"""
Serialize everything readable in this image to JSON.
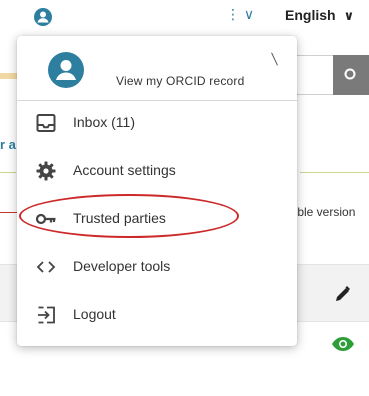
{
  "topbar": {
    "user_menu_indicator": "⋮ ∨",
    "language": {
      "selected": "English",
      "chevron": "∨"
    }
  },
  "background": {
    "left_fragment": "r a",
    "right_fragment": "ıble version"
  },
  "menu": {
    "header": {
      "link_label": "View my ORCID record"
    },
    "items": [
      {
        "label": "Inbox (11)",
        "icon": "inbox-icon"
      },
      {
        "label": "Account settings",
        "icon": "gear-icon"
      },
      {
        "label": "Trusted parties",
        "icon": "key-icon"
      },
      {
        "label": "Developer tools",
        "icon": "code-icon"
      },
      {
        "label": "Logout",
        "icon": "logout-icon"
      }
    ]
  },
  "colors": {
    "accent": "#2e7f9f",
    "eye_green": "#2e9e3a",
    "annotation_red": "#cc2a2a"
  }
}
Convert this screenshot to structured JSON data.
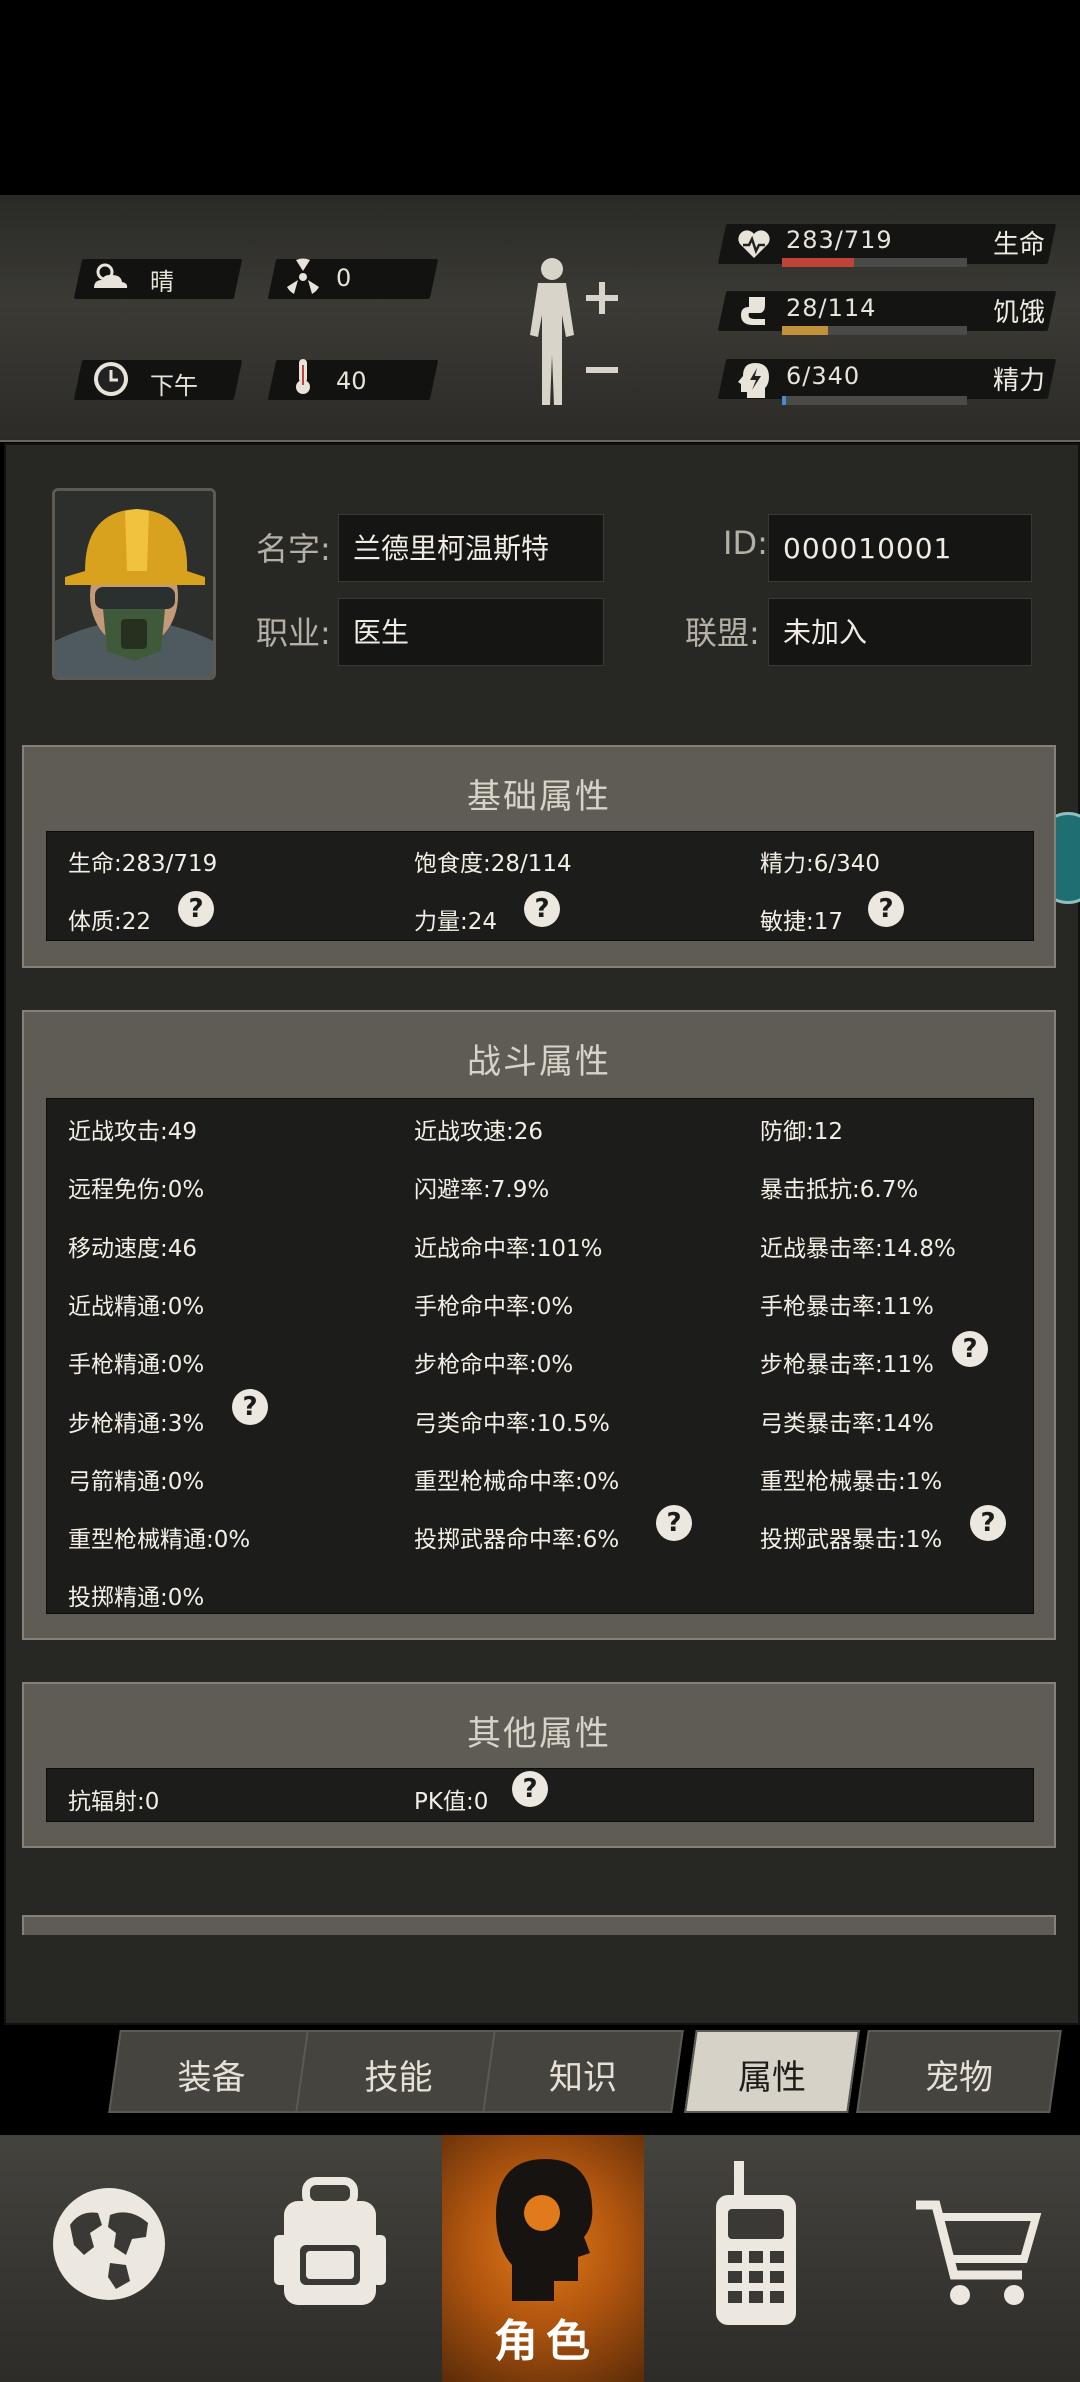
{
  "status": {
    "weather": "晴",
    "radiation": "0",
    "time": "下午",
    "temperature": "40",
    "life": {
      "value": "283/719",
      "label": "生命",
      "fraction": 0.39,
      "color": "#c0433a"
    },
    "hunger": {
      "value": "28/114",
      "label": "饥饿",
      "fraction": 0.25,
      "color": "#c2923a"
    },
    "energy": {
      "value": "6/340",
      "label": "精力",
      "fraction": 0.02,
      "color": "#4a8ad0"
    }
  },
  "profile": {
    "name_label": "名字:",
    "name": "兰德里柯温斯特",
    "id_label": "ID:",
    "id": "000010001",
    "job_label": "职业:",
    "job": "医生",
    "alliance_label": "联盟:",
    "alliance": "未加入"
  },
  "basic": {
    "title": "基础属性",
    "life": "生命:283/719",
    "satiety": "饱食度:28/114",
    "energy": "精力:6/340",
    "constitution": "体质:22",
    "strength": "力量:24",
    "agility": "敏捷:17"
  },
  "combat": {
    "title": "战斗属性",
    "rows": [
      [
        "近战攻击:49",
        "近战攻速:26",
        "防御:12"
      ],
      [
        "远程免伤:0%",
        "闪避率:7.9%",
        "暴击抵抗:6.7%"
      ],
      [
        "移动速度:46",
        "近战命中率:101%",
        "近战暴击率:14.8%"
      ],
      [
        "近战精通:0%",
        "手枪命中率:0%",
        "手枪暴击率:11%"
      ],
      [
        "手枪精通:0%",
        "步枪命中率:0%",
        "步枪暴击率:11%"
      ],
      [
        "步枪精通:3%",
        "弓类命中率:10.5%",
        "弓类暴击率:14%"
      ],
      [
        "弓箭精通:0%",
        "重型枪械命中率:0%",
        "重型枪械暴击:1%"
      ],
      [
        "重型枪械精通:0%",
        "投掷武器命中率:6%",
        "投掷武器暴击:1%"
      ],
      [
        "投掷精通:0%",
        "",
        ""
      ]
    ]
  },
  "other": {
    "title": "其他属性",
    "radiation_resist": "抗辐射:0",
    "pk": "PK值:0"
  },
  "tabs": [
    "装备",
    "技能",
    "知识",
    "属性",
    "宠物"
  ],
  "nav": {
    "role_label": "角色"
  },
  "help_glyph": "?"
}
"""
Exercise description:
Each entry above should be reproduced exactly, with the pictures removed.

Result of this exercise:
Serialize everything readable in this image to JSON.
{
  "topbar": {
    "user_menu_indicator": "⋮ ∨",
    "language": {
      "selected": "English",
      "chevron": "∨"
    }
  },
  "background": {
    "left_fragment": "r a",
    "right_fragment": "ıble version"
  },
  "menu": {
    "header": {
      "link_label": "View my ORCID record"
    },
    "items": [
      {
        "label": "Inbox (11)",
        "icon": "inbox-icon"
      },
      {
        "label": "Account settings",
        "icon": "gear-icon"
      },
      {
        "label": "Trusted parties",
        "icon": "key-icon"
      },
      {
        "label": "Developer tools",
        "icon": "code-icon"
      },
      {
        "label": "Logout",
        "icon": "logout-icon"
      }
    ]
  },
  "colors": {
    "accent": "#2e7f9f",
    "eye_green": "#2e9e3a",
    "annotation_red": "#cc2a2a"
  }
}
Convert this screenshot to structured JSON data.
{
  "status": {
    "weather": "晴",
    "radiation": "0",
    "time": "下午",
    "temperature": "40",
    "life": {
      "value": "283/719",
      "label": "生命",
      "fraction": 0.39,
      "color": "#c0433a"
    },
    "hunger": {
      "value": "28/114",
      "label": "饥饿",
      "fraction": 0.25,
      "color": "#c2923a"
    },
    "energy": {
      "value": "6/340",
      "label": "精力",
      "fraction": 0.02,
      "color": "#4a8ad0"
    }
  },
  "profile": {
    "name_label": "名字:",
    "name": "兰德里柯温斯特",
    "id_label": "ID:",
    "id": "000010001",
    "job_label": "职业:",
    "job": "医生",
    "alliance_label": "联盟:",
    "alliance": "未加入"
  },
  "basic": {
    "title": "基础属性",
    "life": "生命:283/719",
    "satiety": "饱食度:28/114",
    "energy": "精力:6/340",
    "constitution": "体质:22",
    "strength": "力量:24",
    "agility": "敏捷:17"
  },
  "combat": {
    "title": "战斗属性",
    "rows": [
      [
        "近战攻击:49",
        "近战攻速:26",
        "防御:12"
      ],
      [
        "远程免伤:0%",
        "闪避率:7.9%",
        "暴击抵抗:6.7%"
      ],
      [
        "移动速度:46",
        "近战命中率:101%",
        "近战暴击率:14.8%"
      ],
      [
        "近战精通:0%",
        "手枪命中率:0%",
        "手枪暴击率:11%"
      ],
      [
        "手枪精通:0%",
        "步枪命中率:0%",
        "步枪暴击率:11%"
      ],
      [
        "步枪精通:3%",
        "弓类命中率:10.5%",
        "弓类暴击率:14%"
      ],
      [
        "弓箭精通:0%",
        "重型枪械命中率:0%",
        "重型枪械暴击:1%"
      ],
      [
        "重型枪械精通:0%",
        "投掷武器命中率:6%",
        "投掷武器暴击:1%"
      ],
      [
        "投掷精通:0%",
        "",
        ""
      ]
    ]
  },
  "other": {
    "title": "其他属性",
    "radiation_resist": "抗辐射:0",
    "pk": "PK值:0"
  },
  "tabs": [
    "装备",
    "技能",
    "知识",
    "属性",
    "宠物"
  ],
  "nav": {
    "role_label": "角色"
  },
  "help_glyph": "?"
}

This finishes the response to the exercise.